* [WHAT IS REQUIRED]
Give every line of the material again, exactly as written.
● ● ● ●
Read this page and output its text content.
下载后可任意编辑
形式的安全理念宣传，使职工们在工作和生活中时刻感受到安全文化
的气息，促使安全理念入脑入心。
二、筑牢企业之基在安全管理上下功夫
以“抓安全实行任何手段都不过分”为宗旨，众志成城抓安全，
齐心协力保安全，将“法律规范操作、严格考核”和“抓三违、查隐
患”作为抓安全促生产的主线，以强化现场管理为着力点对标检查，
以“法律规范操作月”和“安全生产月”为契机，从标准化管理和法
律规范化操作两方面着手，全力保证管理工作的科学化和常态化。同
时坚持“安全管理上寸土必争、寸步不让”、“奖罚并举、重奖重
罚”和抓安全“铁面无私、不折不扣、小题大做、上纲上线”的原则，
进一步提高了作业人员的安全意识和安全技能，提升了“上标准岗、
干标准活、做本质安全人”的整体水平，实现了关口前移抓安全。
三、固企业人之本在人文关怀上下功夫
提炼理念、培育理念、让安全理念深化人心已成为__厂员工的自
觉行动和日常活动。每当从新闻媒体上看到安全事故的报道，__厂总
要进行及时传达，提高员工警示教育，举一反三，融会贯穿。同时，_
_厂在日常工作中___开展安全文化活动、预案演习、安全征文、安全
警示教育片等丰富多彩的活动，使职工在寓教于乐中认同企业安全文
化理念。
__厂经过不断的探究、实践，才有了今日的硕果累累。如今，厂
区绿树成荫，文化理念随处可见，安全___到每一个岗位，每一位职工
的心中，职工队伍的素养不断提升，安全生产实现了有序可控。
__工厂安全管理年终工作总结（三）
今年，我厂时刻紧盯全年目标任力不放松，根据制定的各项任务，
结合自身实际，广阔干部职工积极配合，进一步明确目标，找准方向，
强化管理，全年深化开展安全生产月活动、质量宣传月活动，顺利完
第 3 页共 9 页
● ● ● ●
* [SOLVED EXERCISE]
Read this page and output its text content.
下载后可任意编辑
形式的安全理念宣传，使职工们在工作和生活中时刻感受到安全文化
的气息，促使安全理念入脑入心。
二、筑牢企业之基在安全管理上下功夫
以“抓安全实行任何手段都不过分”为宗旨，众志成城抓安全，
齐心协力保安全，将“法律规范操作、严格考核”和“抓三违、查隐
患”作为抓安全促生产的主线，以强化现场管理为着力点对标检查，
以“法律规范操作月”和“安全生产月”为契机，从标准化管理和法
律规范化操作两方面着手，全力保证管理工作的科学化和常态化。同
时坚持“安全管理上寸土必争、寸步不让”、“奖罚并举、重奖重
罚”和抓安全“铁面无私、不折不扣、小题大做、上纲上线”的原则，
进一步提高了作业人员的安全意识和安全技能，提升了“上标准岗、
干标准活、做本质安全人”的整体水平，实现了关口前移抓安全。
三、固企业人之本在人文关怀上下功夫
提炼理念、培育理念、让安全理念深化人心已成为__厂员工的自
觉行动和日常活动。每当从新闻媒体上看到安全事故的报道，__厂总
要进行及时传达，提高员工警示教育，举一反三，融会贯穿。同时，_
_厂在日常工作中___开展安全文化活动、预案演习、安全征文、安全
警示教育片等丰富多彩的活动，使职工在寓教于乐中认同企业安全文
化理念。
__厂经过不断的探究、实践，才有了今日的硕果累累。如今，厂
区绿树成荫，文化理念随处可见，安全___到每一个岗位，每一位职工
的心中，职工队伍的素养不断提升，安全生产实现了有序可控。
__工厂安全管理年终工作总结（三）
今年，我厂时刻紧盯全年目标任力不放松，根据制定的各项任务，
结合自身实际，广阔干部职工积极配合，进一步明确目标，找准方向，
强化管理，全年深化开展安全生产月活动、质量宣传月活动，顺利完
第 3 页共 9 页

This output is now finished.